▶ _WRITTEN EXERCISE_:
Print out every record exactly as it appears.

┌────────

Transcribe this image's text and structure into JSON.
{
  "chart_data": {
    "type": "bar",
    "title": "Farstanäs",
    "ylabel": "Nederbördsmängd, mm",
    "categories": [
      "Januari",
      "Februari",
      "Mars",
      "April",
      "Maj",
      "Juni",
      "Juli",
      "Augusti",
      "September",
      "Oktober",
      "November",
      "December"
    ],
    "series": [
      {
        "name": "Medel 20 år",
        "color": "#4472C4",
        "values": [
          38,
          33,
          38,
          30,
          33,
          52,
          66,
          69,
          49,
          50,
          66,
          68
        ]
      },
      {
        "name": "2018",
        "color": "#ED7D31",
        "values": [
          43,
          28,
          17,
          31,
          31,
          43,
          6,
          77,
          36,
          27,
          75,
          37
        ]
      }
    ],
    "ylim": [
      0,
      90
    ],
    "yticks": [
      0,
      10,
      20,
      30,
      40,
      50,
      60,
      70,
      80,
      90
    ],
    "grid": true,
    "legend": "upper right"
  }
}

└────────

▶ _CORRECT OUTPUT_:
Transcribe this image's text and structure into JSON.
{
  "chart_data": {
    "type": "bar",
    "title": "Farstanäs",
    "ylabel": "Nederbördsmängd, mm",
    "categories": [
      "Januari",
      "Februari",
      "Mars",
      "April",
      "Maj",
      "Juni",
      "Juli",
      "Augusti",
      "September",
      "Oktober",
      "November",
      "December"
    ],
    "series": [
      {
        "name": "Medel 20 år",
        "color": "#4472C4",
        "values": [
          38,
          33,
          38,
          30,
          33,
          52,
          66,
          69,
          49,
          50,
          66,
          68
        ]
      },
      {
        "name": "2018",
        "color": "#ED7D31",
        "values": [
          43,
          28,
          17,
          31,
          31,
          43,
          6,
          77,
          36,
          27,
          75,
          37
        ]
      }
    ],
    "ylim": [
      0,
      90
    ],
    "yticks": [
      0,
      10,
      20,
      30,
      40,
      50,
      60,
      70,
      80,
      90
    ],
    "grid": true,
    "legend": "upper right"
  }
}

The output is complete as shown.